## Raw records
= = = = = = =

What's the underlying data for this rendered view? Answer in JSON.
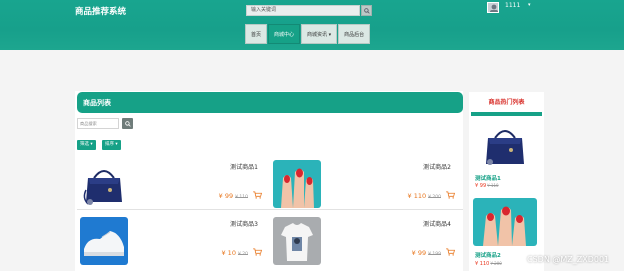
{
  "header": {
    "site_title": "商品推荐系统",
    "search_placeholder": "输入关键词",
    "username": "1111",
    "user_caret": "▾",
    "nav": [
      "首页",
      "商城中心",
      "商城资讯 ▾",
      "商品后台"
    ]
  },
  "list": {
    "title": "商品列表",
    "keyword_placeholder": "商品搜索",
    "filter_label": "筛选 ▾",
    "sort_label": "排序 ▾",
    "products": [
      {
        "name": "测试商品1",
        "price": "¥ 99",
        "old": "¥ 110"
      },
      {
        "name": "测试商品2",
        "price": "¥ 110",
        "old": "¥ 200"
      },
      {
        "name": "测试商品3",
        "price": "¥ 10",
        "old": "¥ 20"
      },
      {
        "name": "测试商品4",
        "price": "¥ 99",
        "old": "¥ 199"
      }
    ]
  },
  "hot": {
    "title": "商品热门列表",
    "items": [
      {
        "name": "测试商品1",
        "price": "¥ 99",
        "old": "¥ 110"
      },
      {
        "name": "测试商品2",
        "price": "¥ 110",
        "old": "¥ 200"
      }
    ]
  },
  "watermark": "CSDN @MZ_ZXD001",
  "colors": {
    "primary": "#16a187",
    "price": "#e8761e",
    "hot_title": "#d9322d"
  }
}
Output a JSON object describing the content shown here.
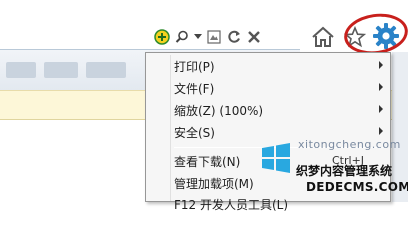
{
  "toolbar": {
    "icons": [
      "plus-green-icon",
      "search-icon",
      "dropdown-arrow-icon",
      "compat-view-icon",
      "refresh-icon",
      "stop-icon",
      "home-icon",
      "favorites-star-icon",
      "tools-gear-icon"
    ],
    "gear_highlight_color": "#c8201c",
    "gear_color": "#2a83c8"
  },
  "tools_menu": {
    "items": [
      {
        "label": "打印(P)",
        "submenu": true
      },
      {
        "label": "文件(F)",
        "submenu": true
      },
      {
        "label": "缩放(Z) (100%)",
        "submenu": true
      },
      {
        "label": "安全(S)",
        "submenu": true
      },
      {
        "label": "查看下载(N)",
        "accel": "Ctrl+J"
      },
      {
        "label": "管理加载项(M)"
      },
      {
        "label": "F12 开发人员工具(L)"
      }
    ]
  },
  "watermark": {
    "site_text": "xitongcheng.com",
    "brand_text": "织梦内容管理系统",
    "url_text": "DEDECMS.COM"
  }
}
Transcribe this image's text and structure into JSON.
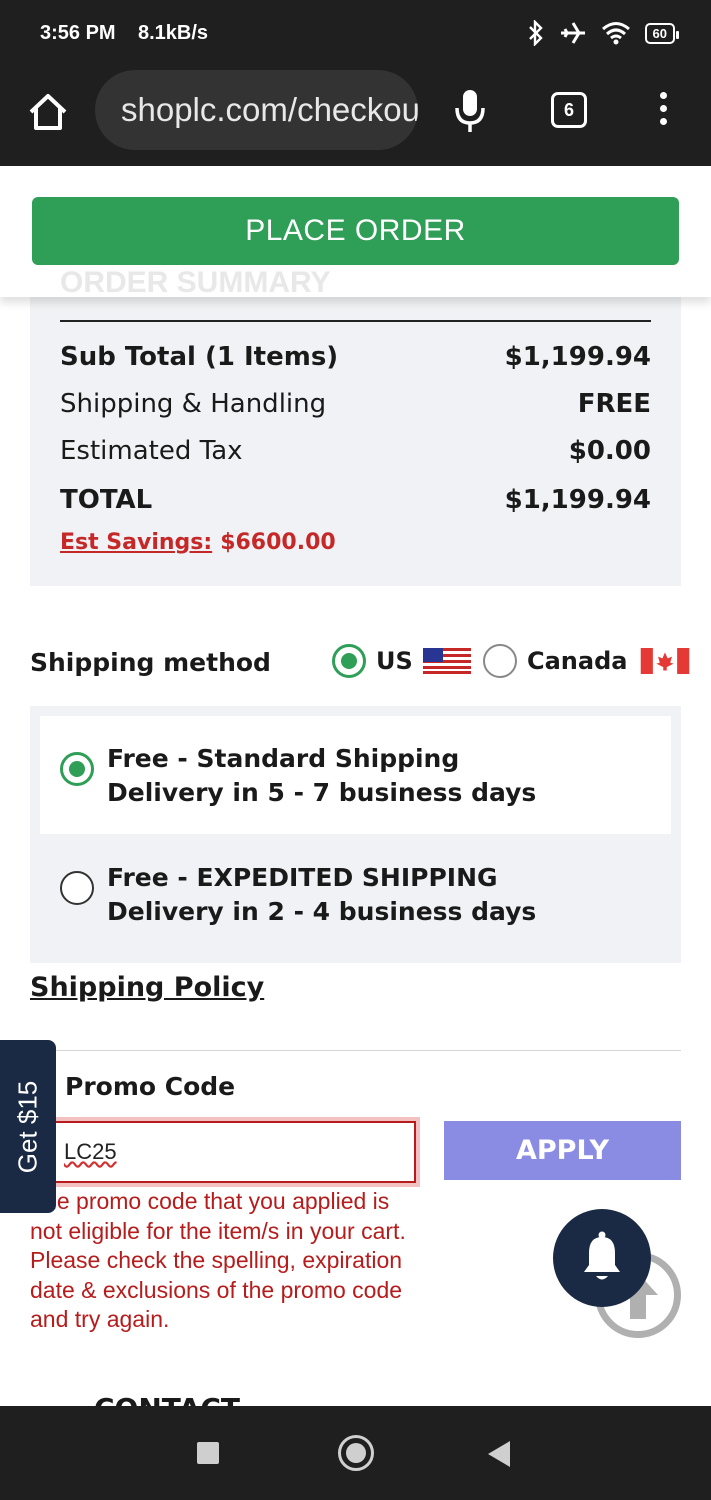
{
  "status_bar": {
    "time": "3:56 PM",
    "speed": "8.1kB/s",
    "battery": "60"
  },
  "browser": {
    "url": "shoplc.com/checkout",
    "tab_count": "6"
  },
  "header": {
    "place_order_label": "PLACE ORDER",
    "summary_title": "ORDER SUMMARY"
  },
  "summary": {
    "rows": [
      {
        "label": "Sub Total (1 Items)",
        "value": "$1,199.94"
      },
      {
        "label": "Shipping & Handling",
        "value": "FREE"
      },
      {
        "label": "Estimated Tax",
        "value": "$0.00"
      },
      {
        "label": "TOTAL",
        "value": "$1,199.94"
      }
    ],
    "savings_label": "Est Savings:",
    "savings_value": "$6600.00"
  },
  "shipping": {
    "label": "Shipping method",
    "countries": [
      {
        "label": "US",
        "selected": true
      },
      {
        "label": "Canada",
        "selected": false
      }
    ],
    "options": [
      {
        "title": "Free - Standard Shipping",
        "subtitle": "Delivery in 5 - 7 business days",
        "selected": true
      },
      {
        "title": "Free - EXPEDITED SHIPPING",
        "subtitle": "Delivery in 2 - 4 business days",
        "selected": false
      }
    ],
    "policy_link": "Shipping Policy"
  },
  "promo": {
    "label": "Promo Code",
    "value": "LC25",
    "apply_label": "APPLY",
    "error": "The promo code that you applied is not eligible for the item/s in your cart. Please check the spelling, expiration date & exclusions of the promo code and try again."
  },
  "contact_title": "CONTACT",
  "floating": {
    "get_offer_label": "Get $15"
  },
  "colors": {
    "primary_green": "#2f9e57",
    "error_red": "#b71c1c",
    "apply_purple": "#8a8ce4",
    "navy": "#1b2a44"
  }
}
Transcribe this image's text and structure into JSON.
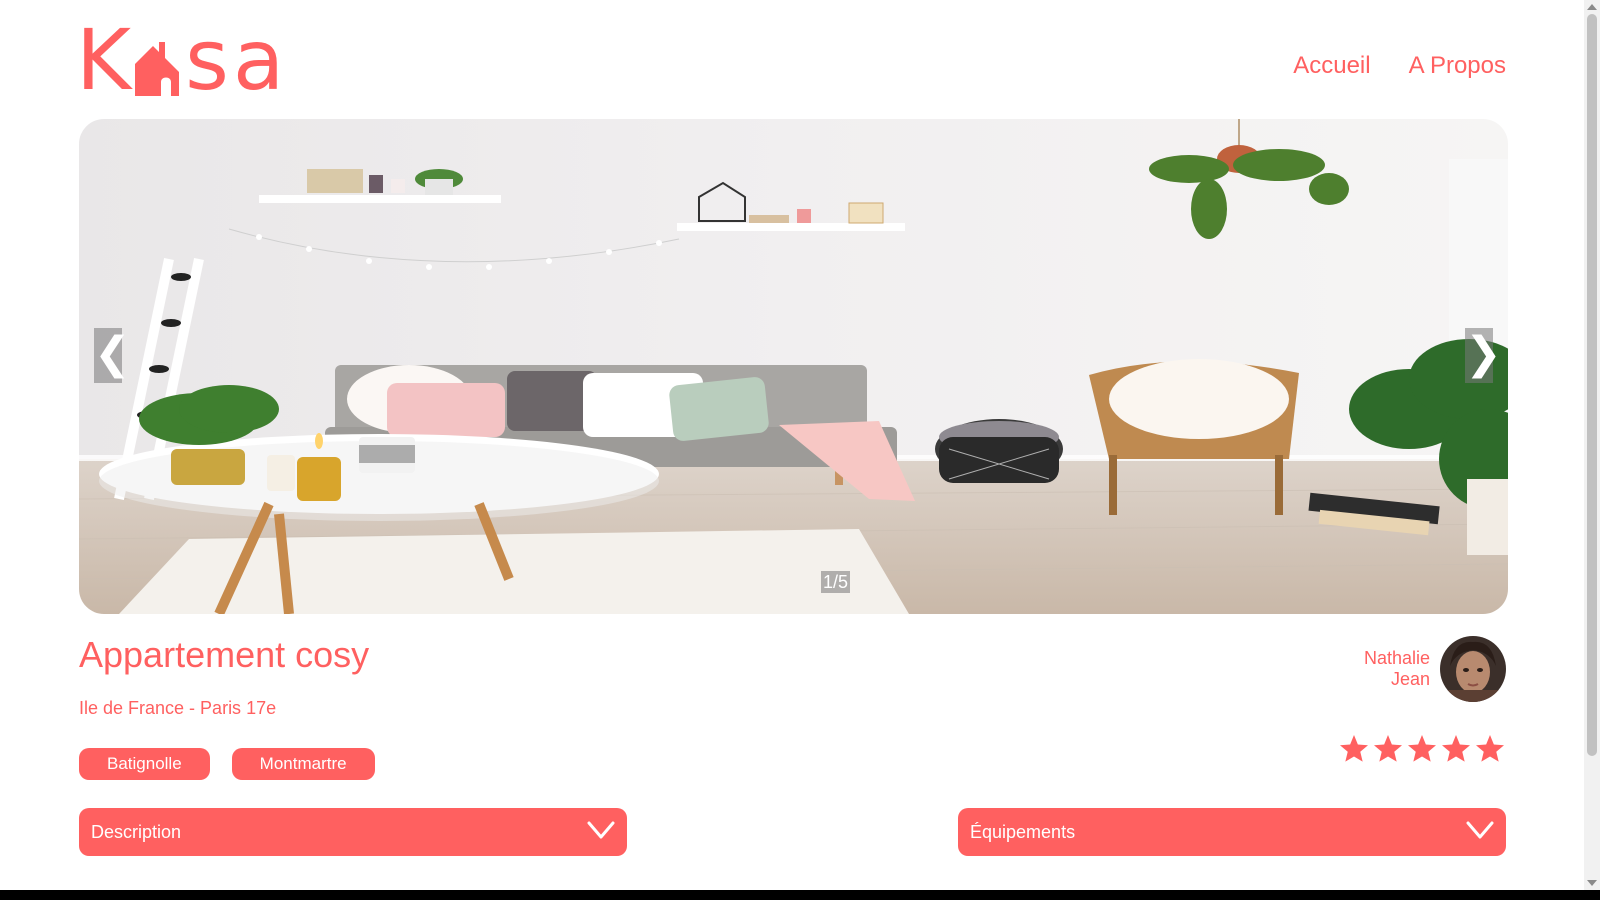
{
  "header": {
    "logo": {
      "letter_k": "K",
      "letters_sa": "sa",
      "icon": "house-icon"
    },
    "nav": [
      {
        "label": "Accueil"
      },
      {
        "label": "A Propos"
      }
    ]
  },
  "carousel": {
    "prev_icon": "❮",
    "next_icon": "❯",
    "counter": "1/5",
    "current": 1,
    "total": 5
  },
  "listing": {
    "title": "Appartement cosy",
    "location": "Ile de France - Paris 17e",
    "tags": [
      "Batignolle",
      "Montmartre"
    ],
    "host": {
      "first_name": "Nathalie",
      "last_name": "Jean"
    },
    "rating": {
      "value": 5,
      "max": 5
    }
  },
  "collapses": {
    "description": {
      "label": "Description",
      "icon": "chevron-down-icon"
    },
    "equipments": {
      "label": "Équipements",
      "icon": "chevron-down-icon"
    }
  },
  "colors": {
    "accent": "#FF6060",
    "white": "#FFFFFF"
  }
}
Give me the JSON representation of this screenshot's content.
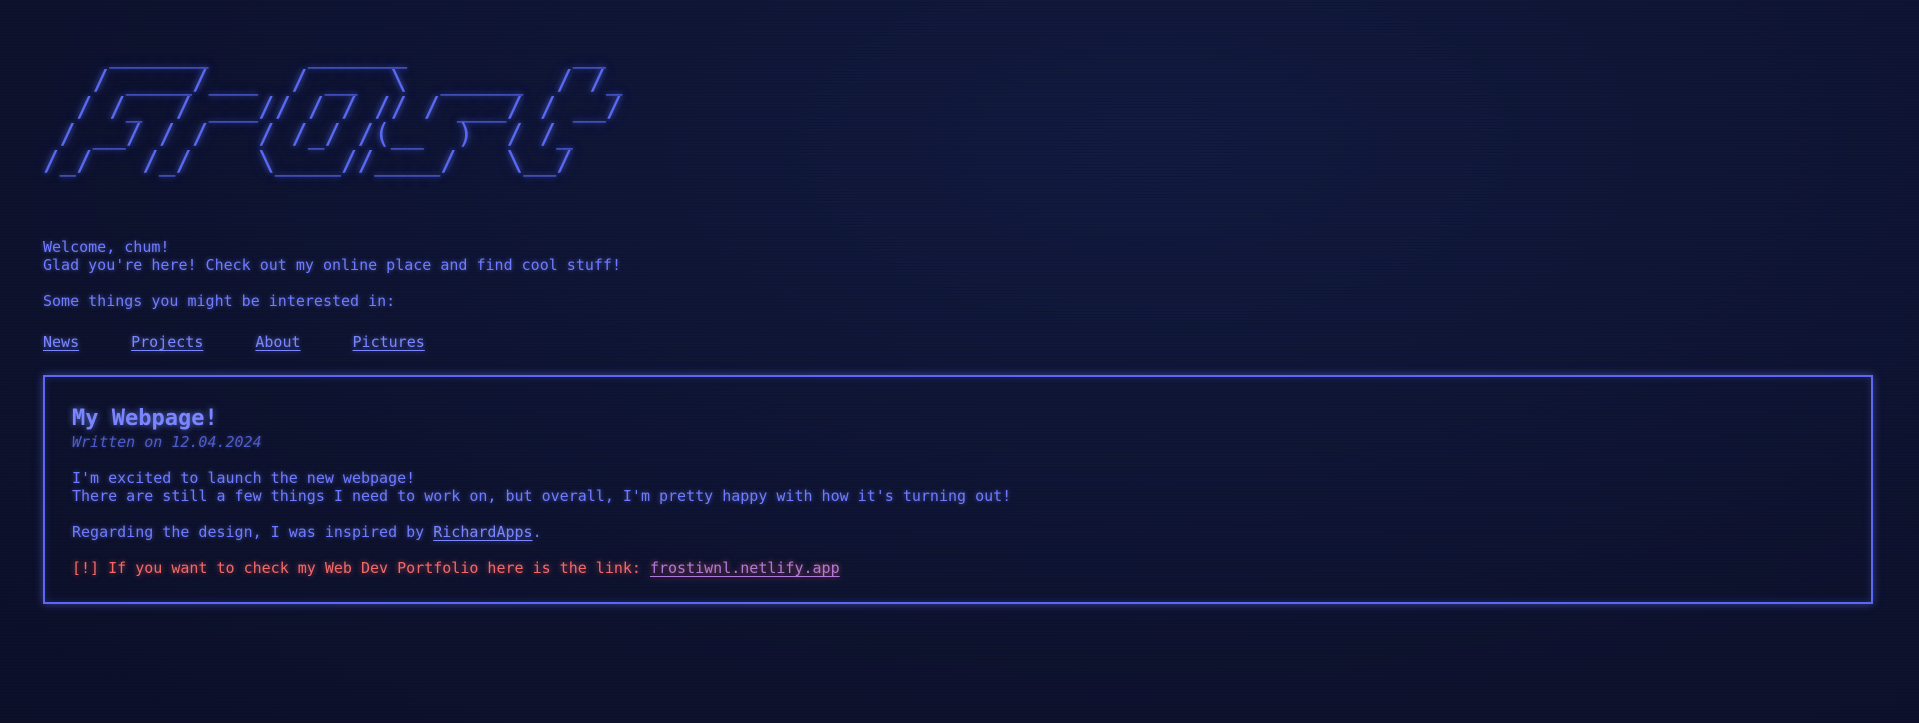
{
  "logo": {
    "ascii": "    ______      ______          __\n   / ____/___  / __  \\  _____  / /_\n  / /_  / ___// / / // / ___/ / __/\n / __/ / /   / /_/ /(__  )  / /_\n/_/   /_/    \\____//____/   \\__/"
  },
  "intro": {
    "line1": "Welcome, chum!",
    "line2": "Glad you're here! Check out my online place and find cool stuff!",
    "interest": "Some things you might be interested in:"
  },
  "nav": {
    "items": [
      {
        "label": "News"
      },
      {
        "label": "Projects"
      },
      {
        "label": "About"
      },
      {
        "label": "Pictures"
      }
    ]
  },
  "post": {
    "title": "My Webpage!",
    "date": "Written on 12.04.2024",
    "p1_line1": "I'm excited to launch the new webpage!",
    "p1_line2": "There are still a few things I need to work on, but overall, I'm pretty happy with how it's turning out!",
    "p2_prefix": "Regarding the design, I was inspired by ",
    "p2_link": "RichardApps",
    "p2_suffix": ".",
    "p3_prefix": "[!] If you want to check my Web Dev Portfolio here is the link: ",
    "p3_link": "frostiwnl.netlify.app"
  },
  "colors": {
    "background": "#0f1433",
    "text": "#6f7bff",
    "border": "#5c68f0",
    "warning": "#f06a6a"
  }
}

= = = = = = =

## Exercise goal
Reproduce every record above exactly, but leave out the pictures.

## In response
What's the underlying data for this rendered view? Answer in JSON.
{
  "header": {
    "site_title": "商品推荐系统",
    "search_placeholder": "输入关键词",
    "username": "1111",
    "user_caret": "▾",
    "nav": [
      "首页",
      "商城中心",
      "商城资讯 ▾",
      "商品后台"
    ]
  },
  "list": {
    "title": "商品列表",
    "keyword_placeholder": "商品搜索",
    "filter_label": "筛选 ▾",
    "sort_label": "排序 ▾",
    "products": [
      {
        "name": "测试商品1",
        "price": "¥ 99",
        "old": "¥ 110"
      },
      {
        "name": "测试商品2",
        "price": "¥ 110",
        "old": "¥ 200"
      },
      {
        "name": "测试商品3",
        "price": "¥ 10",
        "old": "¥ 20"
      },
      {
        "name": "测试商品4",
        "price": "¥ 99",
        "old": "¥ 199"
      }
    ]
  },
  "hot": {
    "title": "商品热门列表",
    "items": [
      {
        "name": "测试商品1",
        "price": "¥ 99",
        "old": "¥ 110"
      },
      {
        "name": "测试商品2",
        "price": "¥ 110",
        "old": "¥ 200"
      }
    ]
  },
  "watermark": "CSDN @MZ_ZXD001",
  "colors": {
    "primary": "#16a187",
    "price": "#e8761e",
    "hot_title": "#d9322d"
  }
}
Output a JSON object describing the content shown here.
{
  "toolbar": {
    "icons": [
      "plus-green-icon",
      "search-icon",
      "dropdown-arrow-icon",
      "compat-view-icon",
      "refresh-icon",
      "stop-icon",
      "home-icon",
      "favorites-star-icon",
      "tools-gear-icon"
    ],
    "gear_highlight_color": "#c8201c",
    "gear_color": "#2a83c8"
  },
  "tools_menu": {
    "items": [
      {
        "label": "打印(P)",
        "submenu": true
      },
      {
        "label": "文件(F)",
        "submenu": true
      },
      {
        "label": "缩放(Z) (100%)",
        "submenu": true
      },
      {
        "label": "安全(S)",
        "submenu": true
      },
      {
        "label": "查看下载(N)",
        "accel": "Ctrl+J"
      },
      {
        "label": "管理加载项(M)"
      },
      {
        "label": "F12 开发人员工具(L)"
      }
    ]
  },
  "watermark": {
    "site_text": "xitongcheng.com",
    "brand_text": "织梦内容管理系统",
    "url_text": "DEDECMS.COM"
  }
}
Transcribe this image's text and structure into JSON.
{
  "status_bar": {
    "time": "3:56 PM",
    "speed": "8.1kB/s",
    "battery": "60"
  },
  "browser": {
    "url": "shoplc.com/checkout",
    "tab_count": "6"
  },
  "header": {
    "place_order_label": "PLACE ORDER",
    "summary_title": "ORDER SUMMARY"
  },
  "summary": {
    "rows": [
      {
        "label": "Sub Total (1 Items)",
        "value": "$1,199.94"
      },
      {
        "label": "Shipping & Handling",
        "value": "FREE"
      },
      {
        "label": "Estimated Tax",
        "value": "$0.00"
      },
      {
        "label": "TOTAL",
        "value": "$1,199.94"
      }
    ],
    "savings_label": "Est Savings:",
    "savings_value": "$6600.00"
  },
  "shipping": {
    "label": "Shipping method",
    "countries": [
      {
        "label": "US",
        "selected": true
      },
      {
        "label": "Canada",
        "selected": false
      }
    ],
    "options": [
      {
        "title": "Free - Standard Shipping",
        "subtitle": "Delivery in 5 - 7 business days",
        "selected": true
      },
      {
        "title": "Free - EXPEDITED SHIPPING",
        "subtitle": "Delivery in 2 - 4 business days",
        "selected": false
      }
    ],
    "policy_link": "Shipping Policy"
  },
  "promo": {
    "label": "Promo Code",
    "value": "LC25",
    "apply_label": "APPLY",
    "error": "The promo code that you applied is not eligible for the item/s in your cart. Please check the spelling, expiration date & exclusions of the promo code and try again."
  },
  "contact_title": "CONTACT",
  "floating": {
    "get_offer_label": "Get $15"
  },
  "colors": {
    "primary_green": "#2f9e57",
    "error_red": "#b71c1c",
    "apply_purple": "#8a8ce4",
    "navy": "#1b2a44"
  }
}
Transcribe this image's text and structure into JSON.
{
  "header": {
    "logo": {
      "letter_k": "K",
      "letters_sa": "sa",
      "icon": "house-icon"
    },
    "nav": [
      {
        "label": "Accueil"
      },
      {
        "label": "A Propos"
      }
    ]
  },
  "carousel": {
    "prev_icon": "❮",
    "next_icon": "❯",
    "counter": "1/5",
    "current": 1,
    "total": 5
  },
  "listing": {
    "title": "Appartement cosy",
    "location": "Ile de France - Paris 17e",
    "tags": [
      "Batignolle",
      "Montmartre"
    ],
    "host": {
      "first_name": "Nathalie",
      "last_name": "Jean"
    },
    "rating": {
      "value": 5,
      "max": 5
    }
  },
  "collapses": {
    "description": {
      "label": "Description",
      "icon": "chevron-down-icon"
    },
    "equipments": {
      "label": "Équipements",
      "icon": "chevron-down-icon"
    }
  },
  "colors": {
    "accent": "#FF6060",
    "white": "#FFFFFF"
  }
}
Give me the JSON representation of this screenshot's content.
{
  "logo": {
    "ascii": "    ______      ______          __\n   / ____/___  / __  \\  _____  / /_\n  / /_  / ___// / / // / ___/ / __/\n / __/ / /   / /_/ /(__  )  / /_\n/_/   /_/    \\____//____/   \\__/"
  },
  "intro": {
    "line1": "Welcome, chum!",
    "line2": "Glad you're here! Check out my online place and find cool stuff!",
    "interest": "Some things you might be interested in:"
  },
  "nav": {
    "items": [
      {
        "label": "News"
      },
      {
        "label": "Projects"
      },
      {
        "label": "About"
      },
      {
        "label": "Pictures"
      }
    ]
  },
  "post": {
    "title": "My Webpage!",
    "date": "Written on 12.04.2024",
    "p1_line1": "I'm excited to launch the new webpage!",
    "p1_line2": "There are still a few things I need to work on, but overall, I'm pretty happy with how it's turning out!",
    "p2_prefix": "Regarding the design, I was inspired by ",
    "p2_link": "RichardApps",
    "p2_suffix": ".",
    "p3_prefix": "[!] If you want to check my Web Dev Portfolio here is the link: ",
    "p3_link": "frostiwnl.netlify.app"
  },
  "colors": {
    "background": "#0f1433",
    "text": "#6f7bff",
    "border": "#5c68f0",
    "warning": "#f06a6a"
  }
}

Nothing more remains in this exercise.